### Material to process
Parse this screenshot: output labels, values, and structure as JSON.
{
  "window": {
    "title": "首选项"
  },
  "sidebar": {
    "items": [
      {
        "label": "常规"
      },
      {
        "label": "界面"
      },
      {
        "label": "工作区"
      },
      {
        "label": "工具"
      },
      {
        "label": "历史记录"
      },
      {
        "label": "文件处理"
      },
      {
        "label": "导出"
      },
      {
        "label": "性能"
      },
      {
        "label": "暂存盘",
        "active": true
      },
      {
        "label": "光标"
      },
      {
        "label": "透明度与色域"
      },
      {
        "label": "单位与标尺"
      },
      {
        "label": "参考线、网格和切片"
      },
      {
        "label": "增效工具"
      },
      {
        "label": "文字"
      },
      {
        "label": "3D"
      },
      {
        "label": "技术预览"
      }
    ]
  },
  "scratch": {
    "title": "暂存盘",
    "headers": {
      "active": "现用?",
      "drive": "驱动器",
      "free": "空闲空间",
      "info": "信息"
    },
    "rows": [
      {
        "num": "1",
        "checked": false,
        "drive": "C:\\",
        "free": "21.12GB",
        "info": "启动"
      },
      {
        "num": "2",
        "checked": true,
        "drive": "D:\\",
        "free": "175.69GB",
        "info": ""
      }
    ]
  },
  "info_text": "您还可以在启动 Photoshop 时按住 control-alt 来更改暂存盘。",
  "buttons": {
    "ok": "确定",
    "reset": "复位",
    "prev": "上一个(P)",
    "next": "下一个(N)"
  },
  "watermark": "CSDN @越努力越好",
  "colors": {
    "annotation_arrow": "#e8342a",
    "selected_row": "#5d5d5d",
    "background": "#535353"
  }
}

### Goal
Above are the records; retype them all without a single difference.

### Worked solution
Parse this screenshot: output labels, values, and structure as JSON.
{
  "window": {
    "title": "首选项"
  },
  "sidebar": {
    "items": [
      {
        "label": "常规"
      },
      {
        "label": "界面"
      },
      {
        "label": "工作区"
      },
      {
        "label": "工具"
      },
      {
        "label": "历史记录"
      },
      {
        "label": "文件处理"
      },
      {
        "label": "导出"
      },
      {
        "label": "性能"
      },
      {
        "label": "暂存盘",
        "active": true
      },
      {
        "label": "光标"
      },
      {
        "label": "透明度与色域"
      },
      {
        "label": "单位与标尺"
      },
      {
        "label": "参考线、网格和切片"
      },
      {
        "label": "增效工具"
      },
      {
        "label": "文字"
      },
      {
        "label": "3D"
      },
      {
        "label": "技术预览"
      }
    ]
  },
  "scratch": {
    "title": "暂存盘",
    "headers": {
      "active": "现用?",
      "drive": "驱动器",
      "free": "空闲空间",
      "info": "信息"
    },
    "rows": [
      {
        "num": "1",
        "checked": false,
        "drive": "C:\\",
        "free": "21.12GB",
        "info": "启动"
      },
      {
        "num": "2",
        "checked": true,
        "drive": "D:\\",
        "free": "175.69GB",
        "info": ""
      }
    ]
  },
  "info_text": "您还可以在启动 Photoshop 时按住 control-alt 来更改暂存盘。",
  "buttons": {
    "ok": "确定",
    "reset": "复位",
    "prev": "上一个(P)",
    "next": "下一个(N)"
  },
  "watermark": "CSDN @越努力越好",
  "colors": {
    "annotation_arrow": "#e8342a",
    "selected_row": "#5d5d5d",
    "background": "#535353"
  }
}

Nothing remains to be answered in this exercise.